## begin Data provided
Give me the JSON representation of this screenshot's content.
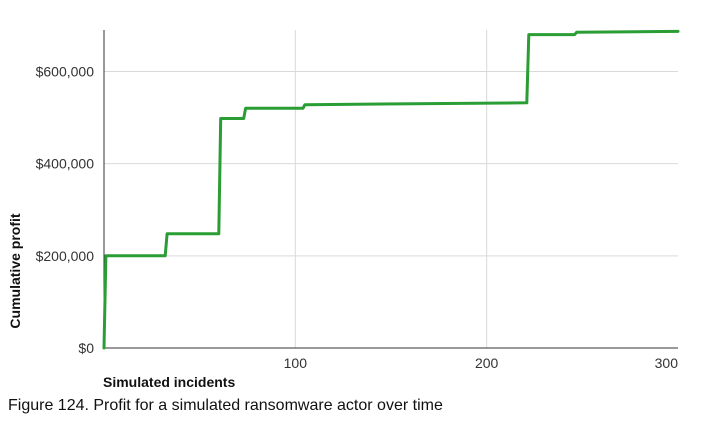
{
  "chart_data": {
    "type": "line",
    "xlabel": "Simulated incidents",
    "ylabel": "Cumulative profit",
    "xlim": [
      0,
      300
    ],
    "ylim": [
      0,
      690000
    ],
    "x_ticks": [
      100,
      200,
      300
    ],
    "x_tick_labels": [
      "100",
      "200",
      "300"
    ],
    "y_ticks": [
      0,
      200000,
      400000,
      600000
    ],
    "y_tick_labels": [
      "$0",
      "$200,000",
      "$400,000",
      "$600,000"
    ],
    "grid": true,
    "line_color": "#2a9d34",
    "series": [
      {
        "x": [
          0,
          1,
          32,
          33,
          60,
          61,
          73,
          74,
          104,
          105,
          221,
          222,
          246,
          247,
          300
        ],
        "values": [
          0,
          200000,
          200000,
          248000,
          248000,
          498000,
          498000,
          520000,
          520000,
          528000,
          532000,
          680000,
          680000,
          685000,
          687000
        ]
      }
    ]
  },
  "caption": "Figure 124. Profit for a simulated ransomware actor over time"
}
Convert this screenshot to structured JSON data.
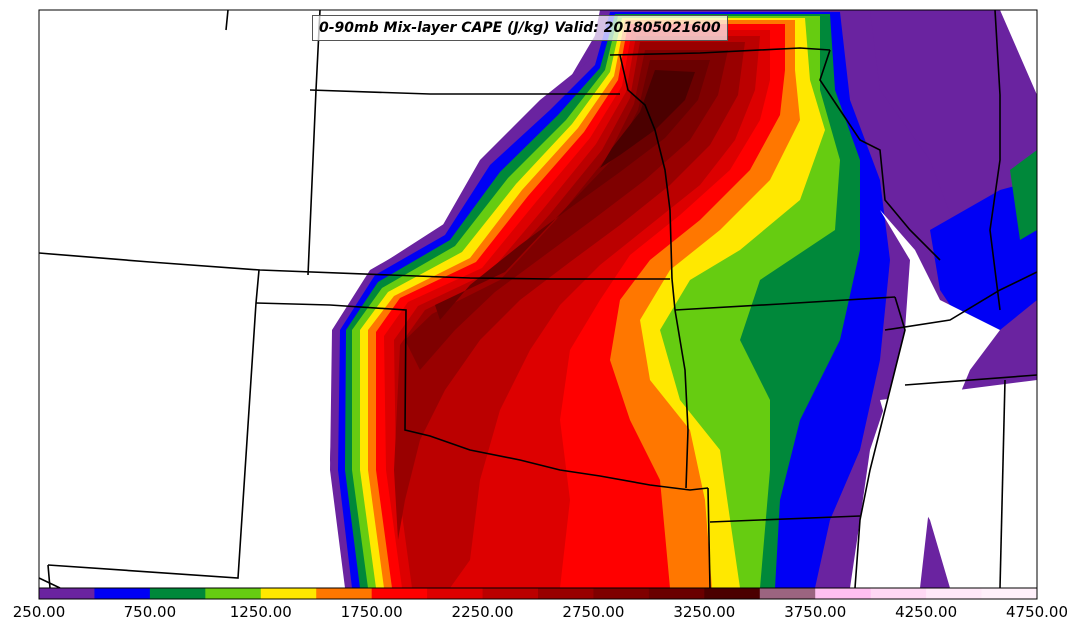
{
  "map": {
    "title": "0-90mb Mix-layer CAPE (J/kg) Valid: 201805021600"
  },
  "colorbar": {
    "tick_labels": [
      "250.00",
      "750.00",
      "1250.00",
      "1750.00",
      "2250.00",
      "2750.00",
      "3250.00",
      "3750.00",
      "4250.00",
      "4750.00"
    ],
    "levels": [
      250,
      500,
      750,
      1000,
      1250,
      1500,
      1750,
      2000,
      2250,
      2500,
      2750,
      3000,
      3250,
      3500,
      3750,
      4000,
      4250,
      4500,
      4750
    ],
    "colors": [
      "#6a23a0",
      "#0000f5",
      "#00883a",
      "#66cc11",
      "#ffe800",
      "#ff7700",
      "#ff0000",
      "#dd0000",
      "#bb0000",
      "#990000",
      "#7f0000",
      "#6a0000",
      "#4b0000",
      "#9b6480",
      "#ffc0f0",
      "#ffd8f4",
      "#ffe8f8",
      "#fff0fa"
    ]
  }
}
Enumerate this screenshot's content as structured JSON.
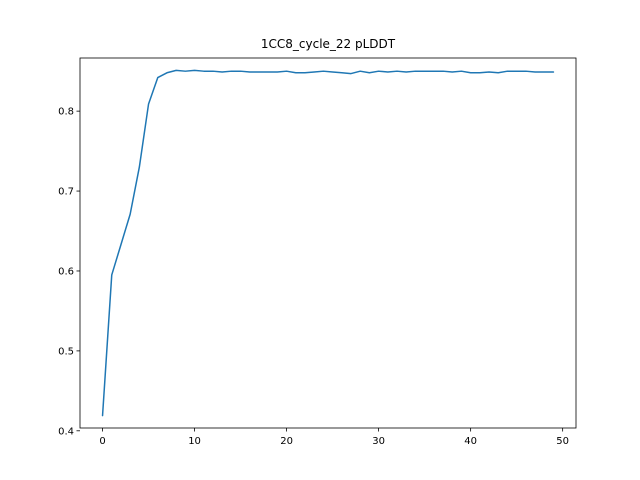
{
  "chart_data": {
    "type": "line",
    "title": "1CC8_cycle_22 pLDDT",
    "xlabel": "",
    "ylabel": "",
    "xlim": [
      -2.45,
      51.45
    ],
    "ylim": [
      0.4035,
      0.8665
    ],
    "xticks": [
      0,
      10,
      20,
      30,
      40,
      50
    ],
    "yticks": [
      0.4,
      0.5,
      0.6,
      0.7,
      0.8
    ],
    "ytick_labels": [
      "0.4",
      "0.5",
      "0.6",
      "0.7",
      "0.8"
    ],
    "grid": false,
    "series": [
      {
        "color": "#1f77b4",
        "x": [
          0,
          1,
          2,
          3,
          4,
          5,
          6,
          7,
          8,
          9,
          10,
          11,
          12,
          13,
          14,
          15,
          16,
          17,
          18,
          19,
          20,
          21,
          22,
          23,
          24,
          25,
          26,
          27,
          28,
          29,
          30,
          31,
          32,
          33,
          34,
          35,
          36,
          37,
          38,
          39,
          40,
          41,
          42,
          43,
          44,
          45,
          46,
          47,
          48,
          49
        ],
        "y": [
          0.419,
          0.595,
          0.633,
          0.671,
          0.73,
          0.809,
          0.842,
          0.848,
          0.851,
          0.85,
          0.851,
          0.85,
          0.85,
          0.849,
          0.85,
          0.85,
          0.849,
          0.849,
          0.849,
          0.849,
          0.85,
          0.848,
          0.848,
          0.849,
          0.85,
          0.849,
          0.848,
          0.847,
          0.85,
          0.848,
          0.85,
          0.849,
          0.85,
          0.849,
          0.85,
          0.85,
          0.85,
          0.85,
          0.849,
          0.85,
          0.848,
          0.848,
          0.849,
          0.848,
          0.85,
          0.85,
          0.85,
          0.849,
          0.849,
          0.849
        ]
      }
    ]
  }
}
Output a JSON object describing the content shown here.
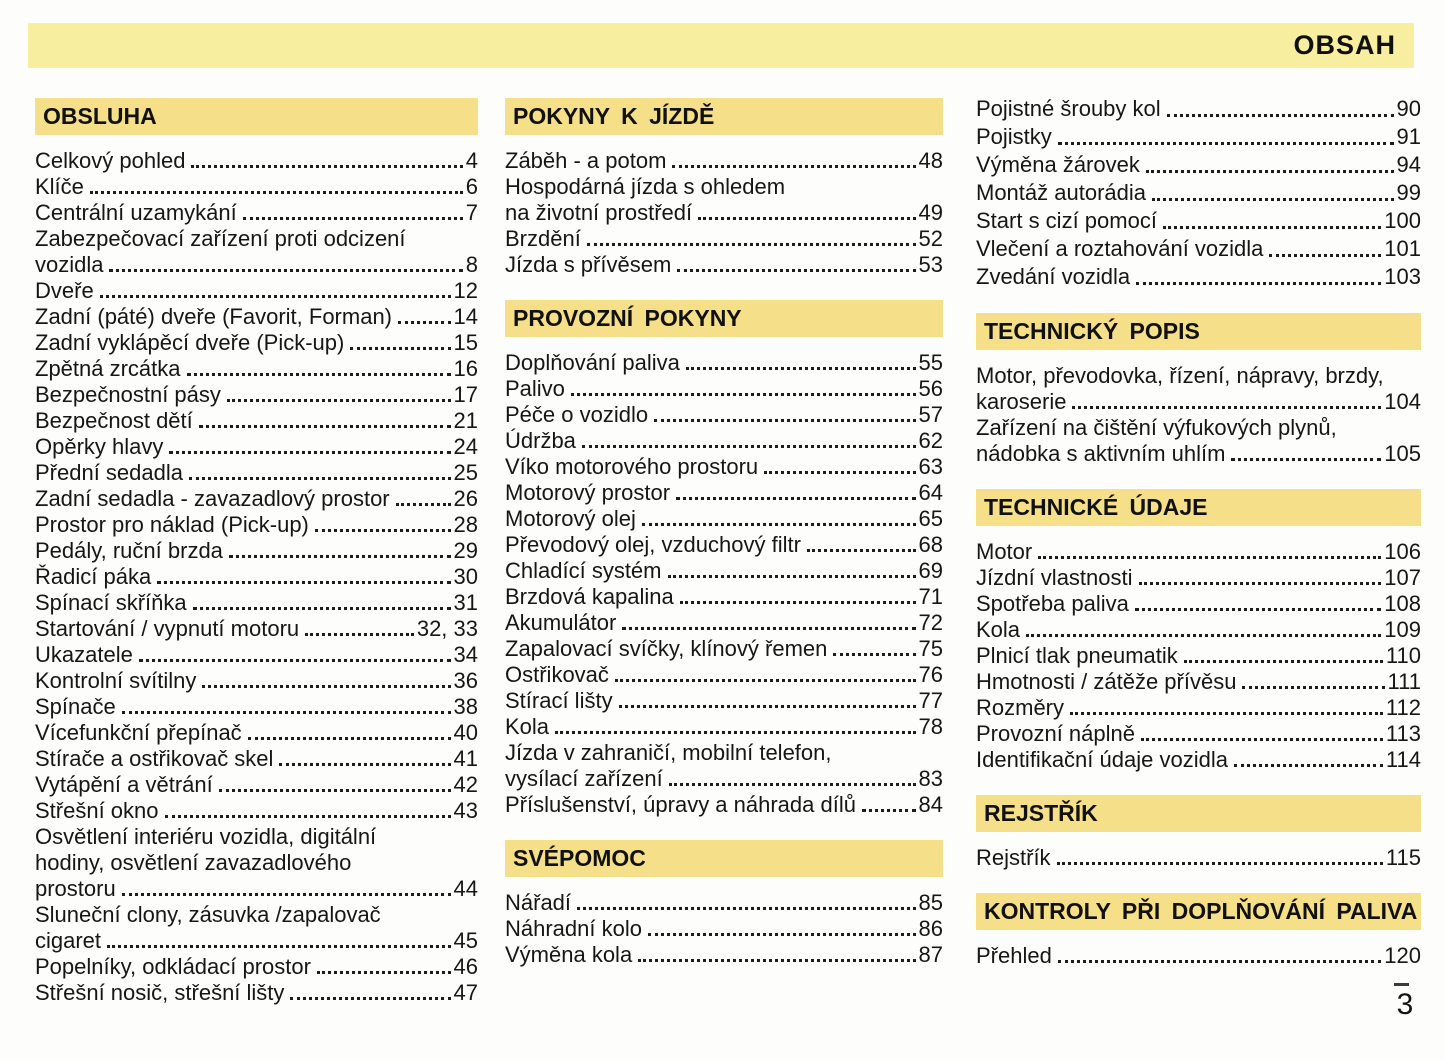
{
  "page": {
    "title": "OBSAH",
    "page_number": "3",
    "banner_color": "#f7ee9f",
    "section_header_color": "#f5df88"
  },
  "columns": [
    {
      "sections": [
        {
          "key": "obsluha",
          "header": "OBSLUHA",
          "entries": [
            {
              "label": "Celkový pohled",
              "page": "4"
            },
            {
              "label": "Klíče",
              "page": "6"
            },
            {
              "label": "Centrální uzamykání",
              "page": "7"
            },
            {
              "pre": [
                "Zabezpečovací zařízení proti odcizení"
              ],
              "label": "vozidla",
              "page": "8"
            },
            {
              "label": "Dveře",
              "page": "12"
            },
            {
              "label": "Zadní (páté) dveře (Favorit, Forman)",
              "page": "14"
            },
            {
              "label": "Zadní vyklápěcí dveře (Pick-up)",
              "page": "15"
            },
            {
              "label": "Zpětná zrcátka",
              "page": "16"
            },
            {
              "label": "Bezpečnostní pásy",
              "page": "17"
            },
            {
              "label": "Bezpečnost dětí",
              "page": "21"
            },
            {
              "label": "Opěrky hlavy",
              "page": "24"
            },
            {
              "label": "Přední sedadla",
              "page": "25"
            },
            {
              "label": "Zadní sedadla - zavazadlový prostor",
              "page": "26"
            },
            {
              "label": "Prostor pro náklad (Pick-up)",
              "page": "28"
            },
            {
              "label": "Pedály, ruční brzda",
              "page": "29"
            },
            {
              "label": "Řadicí páka",
              "page": "30"
            },
            {
              "label": "Spínací skříňka",
              "page": "31"
            },
            {
              "label": "Startování / vypnutí motoru",
              "page": "32, 33"
            },
            {
              "label": "Ukazatele",
              "page": "34"
            },
            {
              "label": "Kontrolní svítilny",
              "page": "36"
            },
            {
              "label": "Spínače",
              "page": "38"
            },
            {
              "label": "Vícefunkční přepínač",
              "page": "40"
            },
            {
              "label": "Stírače a ostřikovač skel",
              "page": "41"
            },
            {
              "label": "Vytápění a větrání",
              "page": "42"
            },
            {
              "label": "Střešní okno",
              "page": "43"
            },
            {
              "pre": [
                "Osvětlení interiéru vozidla, digitální",
                "hodiny, osvětlení zavazadlového"
              ],
              "label": "prostoru",
              "page": "44"
            },
            {
              "pre": [
                "Sluneční clony, zásuvka /zapalovač"
              ],
              "label": "cigaret",
              "page": "45"
            },
            {
              "label": "Popelníky, odkládací prostor",
              "page": "46"
            },
            {
              "label": "Střešní nosič, střešní lišty",
              "page": "47"
            }
          ]
        }
      ]
    },
    {
      "sections": [
        {
          "key": "pokyny-k-jizde",
          "header": "POKYNY K JÍZDĚ",
          "entries": [
            {
              "label": "Záběh - a potom",
              "page": "48"
            },
            {
              "pre": [
                "Hospodárná jízda s ohledem"
              ],
              "label": "na životní prostředí",
              "page": "49"
            },
            {
              "label": "Brzdění",
              "page": "52"
            },
            {
              "label": "Jízda s přívěsem",
              "page": "53"
            }
          ]
        },
        {
          "key": "provozni-pokyny",
          "header": "PROVOZNÍ POKYNY",
          "entries": [
            {
              "label": "Doplňování paliva",
              "page": "55"
            },
            {
              "label": "Palivo",
              "page": "56"
            },
            {
              "label": "Péče o vozidlo",
              "page": "57"
            },
            {
              "label": "Údržba",
              "page": "62"
            },
            {
              "label": "Víko motorového prostoru",
              "page": "63"
            },
            {
              "label": "Motorový prostor",
              "page": "64"
            },
            {
              "label": "Motorový olej",
              "page": "65"
            },
            {
              "label": "Převodový olej, vzduchový filtr",
              "page": "68"
            },
            {
              "label": "Chladící systém",
              "page": "69"
            },
            {
              "label": "Brzdová kapalina",
              "page": "71"
            },
            {
              "label": "Akumulátor",
              "page": "72"
            },
            {
              "label": "Zapalovací svíčky, klínový řemen",
              "page": "75"
            },
            {
              "label": "Ostřikovač",
              "page": "76"
            },
            {
              "label": "Stírací lišty",
              "page": "77"
            },
            {
              "label": "Kola",
              "page": "78"
            },
            {
              "pre": [
                "Jízda v zahraničí, mobilní telefon,"
              ],
              "label": "vysílací zařízení",
              "page": "83"
            },
            {
              "label": "Příslušenství, úpravy a náhrada dílů",
              "page": "84"
            }
          ]
        },
        {
          "key": "svepomoc",
          "header": "SVÉPOMOC",
          "entries": [
            {
              "label": "Nářadí",
              "page": "85"
            },
            {
              "label": "Náhradní kolo",
              "page": "86"
            },
            {
              "label": "Výměna kola",
              "page": "87"
            }
          ]
        }
      ]
    },
    {
      "sections": [
        {
          "key": "continuation",
          "header": null,
          "entries": [
            {
              "label": "Pojistné šrouby kol",
              "page": "90"
            },
            {
              "label": "Pojistky",
              "page": "91"
            },
            {
              "label": "Výměna žárovek",
              "page": "94"
            },
            {
              "label": "Montáž autorádia",
              "page": "99"
            },
            {
              "label": "Start s cizí pomocí",
              "page": "100"
            },
            {
              "label": "Vlečení a roztahování vozidla",
              "page": "101"
            },
            {
              "label": "Zvedání vozidla",
              "page": "103"
            }
          ]
        },
        {
          "key": "technicky-popis",
          "header": "TECHNICKÝ POPIS",
          "entries": [
            {
              "pre": [
                "Motor, převodovka, řízení, nápravy, brzdy,"
              ],
              "label": "karoserie",
              "page": "104"
            },
            {
              "pre": [
                "Zařízení na čištění výfukových plynů,"
              ],
              "label": "nádobka s aktivním uhlím",
              "page": "105"
            }
          ]
        },
        {
          "key": "technicke-udaje",
          "header": "TECHNICKÉ ÚDAJE",
          "entries": [
            {
              "label": "Motor",
              "page": "106"
            },
            {
              "label": "Jízdní vlastnosti",
              "page": "107"
            },
            {
              "label": "Spotřeba paliva",
              "page": "108"
            },
            {
              "label": "Kola",
              "page": "109"
            },
            {
              "label": "Plnicí tlak pneumatik",
              "page": "110"
            },
            {
              "label": "Hmotnosti / zátěže přívěsu",
              "page": "111"
            },
            {
              "label": "Rozměry",
              "page": "112"
            },
            {
              "label": "Provozní náplně",
              "page": "113"
            },
            {
              "label": "Identifikační údaje vozidla",
              "page": "114"
            }
          ]
        },
        {
          "key": "rejstrik",
          "header": "REJSTŘÍK",
          "entries": [
            {
              "label": "Rejstřík",
              "page": "115"
            }
          ]
        },
        {
          "key": "kontroly-pri-doplnovani-paliva",
          "header": "KONTROLY PŘI DOPLŇOVÁNÍ PALIVA",
          "entries": [
            {
              "label": "Přehled",
              "page": "120"
            }
          ]
        }
      ]
    }
  ]
}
## end Data provided
## Written task
Copy every line from the records above that contains the word "JSON".

## Exercise solution
Give me the JSON representation of this screenshot's content.
Convert this screenshot to structured JSON data.
Enumerate this screenshot's content as structured JSON.
Output a JSON object describing the content shown here.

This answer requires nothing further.